■ **Input rows**:
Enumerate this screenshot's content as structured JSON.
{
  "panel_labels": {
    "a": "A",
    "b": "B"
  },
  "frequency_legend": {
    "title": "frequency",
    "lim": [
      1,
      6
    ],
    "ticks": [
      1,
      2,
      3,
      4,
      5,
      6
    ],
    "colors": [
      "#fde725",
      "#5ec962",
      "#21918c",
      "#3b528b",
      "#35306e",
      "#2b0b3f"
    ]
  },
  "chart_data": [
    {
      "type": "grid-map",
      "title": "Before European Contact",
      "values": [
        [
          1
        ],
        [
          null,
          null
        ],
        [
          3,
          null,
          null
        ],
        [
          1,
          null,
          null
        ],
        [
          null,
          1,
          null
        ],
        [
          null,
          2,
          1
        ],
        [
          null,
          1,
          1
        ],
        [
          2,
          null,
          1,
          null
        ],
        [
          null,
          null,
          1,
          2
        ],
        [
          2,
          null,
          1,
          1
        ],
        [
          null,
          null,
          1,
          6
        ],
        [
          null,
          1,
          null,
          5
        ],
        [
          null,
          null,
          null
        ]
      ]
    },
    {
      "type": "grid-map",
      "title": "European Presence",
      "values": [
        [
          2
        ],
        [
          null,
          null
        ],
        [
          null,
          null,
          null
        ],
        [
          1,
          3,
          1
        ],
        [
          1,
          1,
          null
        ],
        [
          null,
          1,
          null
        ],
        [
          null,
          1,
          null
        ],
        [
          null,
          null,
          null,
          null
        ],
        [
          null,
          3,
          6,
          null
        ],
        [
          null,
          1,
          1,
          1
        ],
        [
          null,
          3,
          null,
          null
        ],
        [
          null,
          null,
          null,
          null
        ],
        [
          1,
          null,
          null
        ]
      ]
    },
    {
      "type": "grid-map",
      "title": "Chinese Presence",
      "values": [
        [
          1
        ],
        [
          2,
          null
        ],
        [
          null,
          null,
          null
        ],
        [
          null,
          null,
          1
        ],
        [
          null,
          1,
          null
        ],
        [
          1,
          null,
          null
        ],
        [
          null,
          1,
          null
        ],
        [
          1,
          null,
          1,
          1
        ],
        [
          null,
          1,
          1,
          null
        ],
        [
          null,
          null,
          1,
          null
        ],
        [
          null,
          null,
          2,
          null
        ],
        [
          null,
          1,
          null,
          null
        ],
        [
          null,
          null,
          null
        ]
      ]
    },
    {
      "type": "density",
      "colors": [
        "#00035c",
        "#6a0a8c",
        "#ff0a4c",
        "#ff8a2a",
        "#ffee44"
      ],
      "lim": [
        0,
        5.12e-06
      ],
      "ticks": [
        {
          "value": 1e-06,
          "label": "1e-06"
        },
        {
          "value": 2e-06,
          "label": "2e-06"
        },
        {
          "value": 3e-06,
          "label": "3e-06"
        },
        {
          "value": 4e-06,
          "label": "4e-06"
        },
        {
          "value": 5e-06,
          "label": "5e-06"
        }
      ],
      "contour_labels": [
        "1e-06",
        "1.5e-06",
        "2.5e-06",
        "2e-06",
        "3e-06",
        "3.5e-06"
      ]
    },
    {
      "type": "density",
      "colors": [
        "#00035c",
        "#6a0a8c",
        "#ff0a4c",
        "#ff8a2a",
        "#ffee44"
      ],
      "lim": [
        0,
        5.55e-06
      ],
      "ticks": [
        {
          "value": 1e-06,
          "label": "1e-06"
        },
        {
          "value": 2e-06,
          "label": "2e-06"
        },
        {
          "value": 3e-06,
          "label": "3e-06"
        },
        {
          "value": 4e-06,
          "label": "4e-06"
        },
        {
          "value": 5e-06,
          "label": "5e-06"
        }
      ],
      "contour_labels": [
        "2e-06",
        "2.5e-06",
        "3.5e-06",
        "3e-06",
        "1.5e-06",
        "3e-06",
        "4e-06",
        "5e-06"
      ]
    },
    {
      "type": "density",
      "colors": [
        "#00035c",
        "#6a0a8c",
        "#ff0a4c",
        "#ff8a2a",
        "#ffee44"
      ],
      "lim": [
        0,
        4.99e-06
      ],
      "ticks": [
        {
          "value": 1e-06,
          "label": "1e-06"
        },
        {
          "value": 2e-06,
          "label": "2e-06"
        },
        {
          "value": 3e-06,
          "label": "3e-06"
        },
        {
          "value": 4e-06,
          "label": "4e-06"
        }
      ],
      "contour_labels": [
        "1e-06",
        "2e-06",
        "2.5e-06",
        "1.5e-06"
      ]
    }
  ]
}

■ **Objective**: From the records above, extract every entry exactly as given.

■ **Full answer**:
Enumerate this screenshot's content as structured JSON.
{
  "panel_labels": {
    "a": "A",
    "b": "B"
  },
  "frequency_legend": {
    "title": "frequency",
    "lim": [
      1,
      6
    ],
    "ticks": [
      1,
      2,
      3,
      4,
      5,
      6
    ],
    "colors": [
      "#fde725",
      "#5ec962",
      "#21918c",
      "#3b528b",
      "#35306e",
      "#2b0b3f"
    ]
  },
  "chart_data": [
    {
      "type": "grid-map",
      "title": "Before European Contact",
      "values": [
        [
          1
        ],
        [
          null,
          null
        ],
        [
          3,
          null,
          null
        ],
        [
          1,
          null,
          null
        ],
        [
          null,
          1,
          null
        ],
        [
          null,
          2,
          1
        ],
        [
          null,
          1,
          1
        ],
        [
          2,
          null,
          1,
          null
        ],
        [
          null,
          null,
          1,
          2
        ],
        [
          2,
          null,
          1,
          1
        ],
        [
          null,
          null,
          1,
          6
        ],
        [
          null,
          1,
          null,
          5
        ],
        [
          null,
          null,
          null
        ]
      ]
    },
    {
      "type": "grid-map",
      "title": "European Presence",
      "values": [
        [
          2
        ],
        [
          null,
          null
        ],
        [
          null,
          null,
          null
        ],
        [
          1,
          3,
          1
        ],
        [
          1,
          1,
          null
        ],
        [
          null,
          1,
          null
        ],
        [
          null,
          1,
          null
        ],
        [
          null,
          null,
          null,
          null
        ],
        [
          null,
          3,
          6,
          null
        ],
        [
          null,
          1,
          1,
          1
        ],
        [
          null,
          3,
          null,
          null
        ],
        [
          null,
          null,
          null,
          null
        ],
        [
          1,
          null,
          null
        ]
      ]
    },
    {
      "type": "grid-map",
      "title": "Chinese Presence",
      "values": [
        [
          1
        ],
        [
          2,
          null
        ],
        [
          null,
          null,
          null
        ],
        [
          null,
          null,
          1
        ],
        [
          null,
          1,
          null
        ],
        [
          1,
          null,
          null
        ],
        [
          null,
          1,
          null
        ],
        [
          1,
          null,
          1,
          1
        ],
        [
          null,
          1,
          1,
          null
        ],
        [
          null,
          null,
          1,
          null
        ],
        [
          null,
          null,
          2,
          null
        ],
        [
          null,
          1,
          null,
          null
        ],
        [
          null,
          null,
          null
        ]
      ]
    },
    {
      "type": "density",
      "colors": [
        "#00035c",
        "#6a0a8c",
        "#ff0a4c",
        "#ff8a2a",
        "#ffee44"
      ],
      "lim": [
        0,
        5.12e-06
      ],
      "ticks": [
        {
          "value": 1e-06,
          "label": "1e-06"
        },
        {
          "value": 2e-06,
          "label": "2e-06"
        },
        {
          "value": 3e-06,
          "label": "3e-06"
        },
        {
          "value": 4e-06,
          "label": "4e-06"
        },
        {
          "value": 5e-06,
          "label": "5e-06"
        }
      ],
      "contour_labels": [
        "1e-06",
        "1.5e-06",
        "2.5e-06",
        "2e-06",
        "3e-06",
        "3.5e-06"
      ]
    },
    {
      "type": "density",
      "colors": [
        "#00035c",
        "#6a0a8c",
        "#ff0a4c",
        "#ff8a2a",
        "#ffee44"
      ],
      "lim": [
        0,
        5.55e-06
      ],
      "ticks": [
        {
          "value": 1e-06,
          "label": "1e-06"
        },
        {
          "value": 2e-06,
          "label": "2e-06"
        },
        {
          "value": 3e-06,
          "label": "3e-06"
        },
        {
          "value": 4e-06,
          "label": "4e-06"
        },
        {
          "value": 5e-06,
          "label": "5e-06"
        }
      ],
      "contour_labels": [
        "2e-06",
        "2.5e-06",
        "3.5e-06",
        "3e-06",
        "1.5e-06",
        "3e-06",
        "4e-06",
        "5e-06"
      ]
    },
    {
      "type": "density",
      "colors": [
        "#00035c",
        "#6a0a8c",
        "#ff0a4c",
        "#ff8a2a",
        "#ffee44"
      ],
      "lim": [
        0,
        4.99e-06
      ],
      "ticks": [
        {
          "value": 1e-06,
          "label": "1e-06"
        },
        {
          "value": 2e-06,
          "label": "2e-06"
        },
        {
          "value": 3e-06,
          "label": "3e-06"
        },
        {
          "value": 4e-06,
          "label": "4e-06"
        }
      ],
      "contour_labels": [
        "1e-06",
        "2e-06",
        "2.5e-06",
        "1.5e-06"
      ]
    }
  ]
}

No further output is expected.